===== Exercise materials =====

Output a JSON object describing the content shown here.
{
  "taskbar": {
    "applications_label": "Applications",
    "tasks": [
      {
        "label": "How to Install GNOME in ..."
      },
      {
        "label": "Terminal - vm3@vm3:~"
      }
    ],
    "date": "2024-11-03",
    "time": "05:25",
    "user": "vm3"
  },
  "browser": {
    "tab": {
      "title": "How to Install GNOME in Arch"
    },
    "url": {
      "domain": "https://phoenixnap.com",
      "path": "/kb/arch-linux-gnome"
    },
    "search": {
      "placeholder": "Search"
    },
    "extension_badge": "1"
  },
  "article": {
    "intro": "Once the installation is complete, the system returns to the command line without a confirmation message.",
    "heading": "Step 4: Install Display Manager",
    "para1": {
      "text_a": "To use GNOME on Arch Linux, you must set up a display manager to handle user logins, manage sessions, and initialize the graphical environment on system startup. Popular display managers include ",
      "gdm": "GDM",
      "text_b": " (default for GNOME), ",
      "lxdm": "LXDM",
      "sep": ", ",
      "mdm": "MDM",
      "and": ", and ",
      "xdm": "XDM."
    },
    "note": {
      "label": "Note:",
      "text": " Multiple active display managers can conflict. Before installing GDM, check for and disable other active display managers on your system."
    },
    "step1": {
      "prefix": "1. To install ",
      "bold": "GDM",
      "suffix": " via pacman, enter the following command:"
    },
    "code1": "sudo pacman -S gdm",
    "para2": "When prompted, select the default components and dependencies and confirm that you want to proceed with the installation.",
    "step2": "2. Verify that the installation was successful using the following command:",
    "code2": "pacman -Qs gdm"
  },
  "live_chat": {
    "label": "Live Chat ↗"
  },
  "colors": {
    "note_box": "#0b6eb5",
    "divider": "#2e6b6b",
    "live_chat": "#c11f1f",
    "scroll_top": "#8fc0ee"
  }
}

=====

Exercise directions: Write out every entry word for word.

The response:
Output a JSON object describing the content shown here.
{
  "taskbar": {
    "applications_label": "Applications",
    "tasks": [
      {
        "label": "How to Install GNOME in ..."
      },
      {
        "label": "Terminal - vm3@vm3:~"
      }
    ],
    "date": "2024-11-03",
    "time": "05:25",
    "user": "vm3"
  },
  "browser": {
    "tab": {
      "title": "How to Install GNOME in Arch"
    },
    "url": {
      "domain": "https://phoenixnap.com",
      "path": "/kb/arch-linux-gnome"
    },
    "search": {
      "placeholder": "Search"
    },
    "extension_badge": "1"
  },
  "article": {
    "intro": "Once the installation is complete, the system returns to the command line without a confirmation message.",
    "heading": "Step 4: Install Display Manager",
    "para1": {
      "text_a": "To use GNOME on Arch Linux, you must set up a display manager to handle user logins, manage sessions, and initialize the graphical environment on system startup. Popular display managers include ",
      "gdm": "GDM",
      "text_b": " (default for GNOME), ",
      "lxdm": "LXDM",
      "sep": ", ",
      "mdm": "MDM",
      "and": ", and ",
      "xdm": "XDM."
    },
    "note": {
      "label": "Note:",
      "text": " Multiple active display managers can conflict. Before installing GDM, check for and disable other active display managers on your system."
    },
    "step1": {
      "prefix": "1. To install ",
      "bold": "GDM",
      "suffix": " via pacman, enter the following command:"
    },
    "code1": "sudo pacman -S gdm",
    "para2": "When prompted, select the default components and dependencies and confirm that you want to proceed with the installation.",
    "step2": "2. Verify that the installation was successful using the following command:",
    "code2": "pacman -Qs gdm"
  },
  "live_chat": {
    "label": "Live Chat ↗"
  },
  "colors": {
    "note_box": "#0b6eb5",
    "divider": "#2e6b6b",
    "live_chat": "#c11f1f",
    "scroll_top": "#8fc0ee"
  }
}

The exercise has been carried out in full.